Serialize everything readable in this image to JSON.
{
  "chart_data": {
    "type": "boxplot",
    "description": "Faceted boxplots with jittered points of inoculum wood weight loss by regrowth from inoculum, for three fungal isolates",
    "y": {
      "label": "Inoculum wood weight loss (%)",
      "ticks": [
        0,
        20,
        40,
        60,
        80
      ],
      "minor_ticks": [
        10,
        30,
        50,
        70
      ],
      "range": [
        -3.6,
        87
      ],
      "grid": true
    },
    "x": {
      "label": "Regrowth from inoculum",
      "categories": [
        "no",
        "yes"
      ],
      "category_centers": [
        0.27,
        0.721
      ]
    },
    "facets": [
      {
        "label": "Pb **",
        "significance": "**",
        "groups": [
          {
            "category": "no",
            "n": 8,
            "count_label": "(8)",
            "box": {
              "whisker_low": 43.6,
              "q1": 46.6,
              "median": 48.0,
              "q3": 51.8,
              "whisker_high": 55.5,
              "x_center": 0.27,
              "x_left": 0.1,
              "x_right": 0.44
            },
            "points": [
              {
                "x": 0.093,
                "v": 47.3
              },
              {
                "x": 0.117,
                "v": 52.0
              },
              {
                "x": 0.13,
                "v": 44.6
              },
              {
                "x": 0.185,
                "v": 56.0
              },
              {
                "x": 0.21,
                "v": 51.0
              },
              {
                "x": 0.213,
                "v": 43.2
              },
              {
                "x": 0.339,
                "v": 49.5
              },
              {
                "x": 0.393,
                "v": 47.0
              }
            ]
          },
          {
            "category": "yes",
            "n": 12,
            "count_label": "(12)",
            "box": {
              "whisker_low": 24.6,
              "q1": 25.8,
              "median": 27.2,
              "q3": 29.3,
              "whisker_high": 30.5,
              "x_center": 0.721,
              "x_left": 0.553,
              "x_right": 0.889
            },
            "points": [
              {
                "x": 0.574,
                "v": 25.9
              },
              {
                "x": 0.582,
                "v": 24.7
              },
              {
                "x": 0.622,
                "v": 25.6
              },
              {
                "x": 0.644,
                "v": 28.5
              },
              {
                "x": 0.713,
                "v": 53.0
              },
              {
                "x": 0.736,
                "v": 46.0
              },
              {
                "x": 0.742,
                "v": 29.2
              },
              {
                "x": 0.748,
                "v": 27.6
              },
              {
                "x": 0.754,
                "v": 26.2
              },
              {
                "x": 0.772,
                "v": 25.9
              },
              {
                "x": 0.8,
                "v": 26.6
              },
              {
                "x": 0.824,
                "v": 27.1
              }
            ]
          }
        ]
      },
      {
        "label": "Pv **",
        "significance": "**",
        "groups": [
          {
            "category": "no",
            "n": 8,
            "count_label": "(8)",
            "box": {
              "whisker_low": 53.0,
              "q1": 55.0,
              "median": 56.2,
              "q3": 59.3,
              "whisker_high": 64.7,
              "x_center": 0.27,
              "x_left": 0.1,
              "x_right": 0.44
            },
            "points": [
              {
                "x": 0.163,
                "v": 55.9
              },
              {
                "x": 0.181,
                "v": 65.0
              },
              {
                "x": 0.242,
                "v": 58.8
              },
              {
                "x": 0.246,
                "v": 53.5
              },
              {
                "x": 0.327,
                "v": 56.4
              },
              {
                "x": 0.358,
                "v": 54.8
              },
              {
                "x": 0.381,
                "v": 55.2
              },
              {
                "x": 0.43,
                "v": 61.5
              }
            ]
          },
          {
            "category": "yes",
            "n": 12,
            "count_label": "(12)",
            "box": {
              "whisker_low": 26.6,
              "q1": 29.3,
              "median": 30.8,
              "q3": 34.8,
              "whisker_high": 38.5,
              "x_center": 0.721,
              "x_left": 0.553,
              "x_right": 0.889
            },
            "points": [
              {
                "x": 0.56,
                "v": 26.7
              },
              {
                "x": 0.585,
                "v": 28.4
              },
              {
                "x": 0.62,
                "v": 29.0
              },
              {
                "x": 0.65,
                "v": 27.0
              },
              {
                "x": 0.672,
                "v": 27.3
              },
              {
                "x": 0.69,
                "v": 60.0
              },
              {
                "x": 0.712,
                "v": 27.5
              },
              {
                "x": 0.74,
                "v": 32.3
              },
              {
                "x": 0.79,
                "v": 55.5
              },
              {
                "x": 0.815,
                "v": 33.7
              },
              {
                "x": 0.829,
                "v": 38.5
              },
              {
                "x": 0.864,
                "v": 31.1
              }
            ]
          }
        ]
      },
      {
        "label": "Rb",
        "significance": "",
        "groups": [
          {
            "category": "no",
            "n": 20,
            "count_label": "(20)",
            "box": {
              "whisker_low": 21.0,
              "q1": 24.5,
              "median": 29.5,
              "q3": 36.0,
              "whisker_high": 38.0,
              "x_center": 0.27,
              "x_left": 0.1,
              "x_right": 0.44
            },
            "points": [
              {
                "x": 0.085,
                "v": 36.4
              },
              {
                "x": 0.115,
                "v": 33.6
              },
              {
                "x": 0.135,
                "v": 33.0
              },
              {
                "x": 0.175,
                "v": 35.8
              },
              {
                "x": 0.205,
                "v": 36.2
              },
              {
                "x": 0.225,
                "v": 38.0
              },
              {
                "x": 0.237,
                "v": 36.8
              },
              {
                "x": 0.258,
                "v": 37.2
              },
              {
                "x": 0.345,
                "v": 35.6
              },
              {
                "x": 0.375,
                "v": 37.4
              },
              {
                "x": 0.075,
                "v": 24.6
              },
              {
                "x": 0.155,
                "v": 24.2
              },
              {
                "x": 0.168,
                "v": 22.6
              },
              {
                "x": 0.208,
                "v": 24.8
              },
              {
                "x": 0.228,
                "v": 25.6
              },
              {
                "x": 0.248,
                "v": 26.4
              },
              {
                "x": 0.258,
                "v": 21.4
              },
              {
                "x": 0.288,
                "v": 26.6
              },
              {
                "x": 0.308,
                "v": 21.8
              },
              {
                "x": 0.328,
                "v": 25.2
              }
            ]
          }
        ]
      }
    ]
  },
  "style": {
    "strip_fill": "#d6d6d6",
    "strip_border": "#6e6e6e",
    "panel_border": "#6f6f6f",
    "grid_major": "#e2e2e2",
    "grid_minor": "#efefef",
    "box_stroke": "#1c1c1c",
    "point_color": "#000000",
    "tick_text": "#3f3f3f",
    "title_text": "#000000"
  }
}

**Do this:** Copy out the whole listing, exactly as written.

**Solution:**
Serialize everything readable in this image to JSON.
{
  "chart_data": {
    "type": "boxplot",
    "description": "Faceted boxplots with jittered points of inoculum wood weight loss by regrowth from inoculum, for three fungal isolates",
    "y": {
      "label": "Inoculum wood weight loss (%)",
      "ticks": [
        0,
        20,
        40,
        60,
        80
      ],
      "minor_ticks": [
        10,
        30,
        50,
        70
      ],
      "range": [
        -3.6,
        87
      ],
      "grid": true
    },
    "x": {
      "label": "Regrowth from inoculum",
      "categories": [
        "no",
        "yes"
      ],
      "category_centers": [
        0.27,
        0.721
      ]
    },
    "facets": [
      {
        "label": "Pb **",
        "significance": "**",
        "groups": [
          {
            "category": "no",
            "n": 8,
            "count_label": "(8)",
            "box": {
              "whisker_low": 43.6,
              "q1": 46.6,
              "median": 48.0,
              "q3": 51.8,
              "whisker_high": 55.5,
              "x_center": 0.27,
              "x_left": 0.1,
              "x_right": 0.44
            },
            "points": [
              {
                "x": 0.093,
                "v": 47.3
              },
              {
                "x": 0.117,
                "v": 52.0
              },
              {
                "x": 0.13,
                "v": 44.6
              },
              {
                "x": 0.185,
                "v": 56.0
              },
              {
                "x": 0.21,
                "v": 51.0
              },
              {
                "x": 0.213,
                "v": 43.2
              },
              {
                "x": 0.339,
                "v": 49.5
              },
              {
                "x": 0.393,
                "v": 47.0
              }
            ]
          },
          {
            "category": "yes",
            "n": 12,
            "count_label": "(12)",
            "box": {
              "whisker_low": 24.6,
              "q1": 25.8,
              "median": 27.2,
              "q3": 29.3,
              "whisker_high": 30.5,
              "x_center": 0.721,
              "x_left": 0.553,
              "x_right": 0.889
            },
            "points": [
              {
                "x": 0.574,
                "v": 25.9
              },
              {
                "x": 0.582,
                "v": 24.7
              },
              {
                "x": 0.622,
                "v": 25.6
              },
              {
                "x": 0.644,
                "v": 28.5
              },
              {
                "x": 0.713,
                "v": 53.0
              },
              {
                "x": 0.736,
                "v": 46.0
              },
              {
                "x": 0.742,
                "v": 29.2
              },
              {
                "x": 0.748,
                "v": 27.6
              },
              {
                "x": 0.754,
                "v": 26.2
              },
              {
                "x": 0.772,
                "v": 25.9
              },
              {
                "x": 0.8,
                "v": 26.6
              },
              {
                "x": 0.824,
                "v": 27.1
              }
            ]
          }
        ]
      },
      {
        "label": "Pv **",
        "significance": "**",
        "groups": [
          {
            "category": "no",
            "n": 8,
            "count_label": "(8)",
            "box": {
              "whisker_low": 53.0,
              "q1": 55.0,
              "median": 56.2,
              "q3": 59.3,
              "whisker_high": 64.7,
              "x_center": 0.27,
              "x_left": 0.1,
              "x_right": 0.44
            },
            "points": [
              {
                "x": 0.163,
                "v": 55.9
              },
              {
                "x": 0.181,
                "v": 65.0
              },
              {
                "x": 0.242,
                "v": 58.8
              },
              {
                "x": 0.246,
                "v": 53.5
              },
              {
                "x": 0.327,
                "v": 56.4
              },
              {
                "x": 0.358,
                "v": 54.8
              },
              {
                "x": 0.381,
                "v": 55.2
              },
              {
                "x": 0.43,
                "v": 61.5
              }
            ]
          },
          {
            "category": "yes",
            "n": 12,
            "count_label": "(12)",
            "box": {
              "whisker_low": 26.6,
              "q1": 29.3,
              "median": 30.8,
              "q3": 34.8,
              "whisker_high": 38.5,
              "x_center": 0.721,
              "x_left": 0.553,
              "x_right": 0.889
            },
            "points": [
              {
                "x": 0.56,
                "v": 26.7
              },
              {
                "x": 0.585,
                "v": 28.4
              },
              {
                "x": 0.62,
                "v": 29.0
              },
              {
                "x": 0.65,
                "v": 27.0
              },
              {
                "x": 0.672,
                "v": 27.3
              },
              {
                "x": 0.69,
                "v": 60.0
              },
              {
                "x": 0.712,
                "v": 27.5
              },
              {
                "x": 0.74,
                "v": 32.3
              },
              {
                "x": 0.79,
                "v": 55.5
              },
              {
                "x": 0.815,
                "v": 33.7
              },
              {
                "x": 0.829,
                "v": 38.5
              },
              {
                "x": 0.864,
                "v": 31.1
              }
            ]
          }
        ]
      },
      {
        "label": "Rb",
        "significance": "",
        "groups": [
          {
            "category": "no",
            "n": 20,
            "count_label": "(20)",
            "box": {
              "whisker_low": 21.0,
              "q1": 24.5,
              "median": 29.5,
              "q3": 36.0,
              "whisker_high": 38.0,
              "x_center": 0.27,
              "x_left": 0.1,
              "x_right": 0.44
            },
            "points": [
              {
                "x": 0.085,
                "v": 36.4
              },
              {
                "x": 0.115,
                "v": 33.6
              },
              {
                "x": 0.135,
                "v": 33.0
              },
              {
                "x": 0.175,
                "v": 35.8
              },
              {
                "x": 0.205,
                "v": 36.2
              },
              {
                "x": 0.225,
                "v": 38.0
              },
              {
                "x": 0.237,
                "v": 36.8
              },
              {
                "x": 0.258,
                "v": 37.2
              },
              {
                "x": 0.345,
                "v": 35.6
              },
              {
                "x": 0.375,
                "v": 37.4
              },
              {
                "x": 0.075,
                "v": 24.6
              },
              {
                "x": 0.155,
                "v": 24.2
              },
              {
                "x": 0.168,
                "v": 22.6
              },
              {
                "x": 0.208,
                "v": 24.8
              },
              {
                "x": 0.228,
                "v": 25.6
              },
              {
                "x": 0.248,
                "v": 26.4
              },
              {
                "x": 0.258,
                "v": 21.4
              },
              {
                "x": 0.288,
                "v": 26.6
              },
              {
                "x": 0.308,
                "v": 21.8
              },
              {
                "x": 0.328,
                "v": 25.2
              }
            ]
          }
        ]
      }
    ]
  },
  "style": {
    "strip_fill": "#d6d6d6",
    "strip_border": "#6e6e6e",
    "panel_border": "#6f6f6f",
    "grid_major": "#e2e2e2",
    "grid_minor": "#efefef",
    "box_stroke": "#1c1c1c",
    "point_color": "#000000",
    "tick_text": "#3f3f3f",
    "title_text": "#000000"
  }
}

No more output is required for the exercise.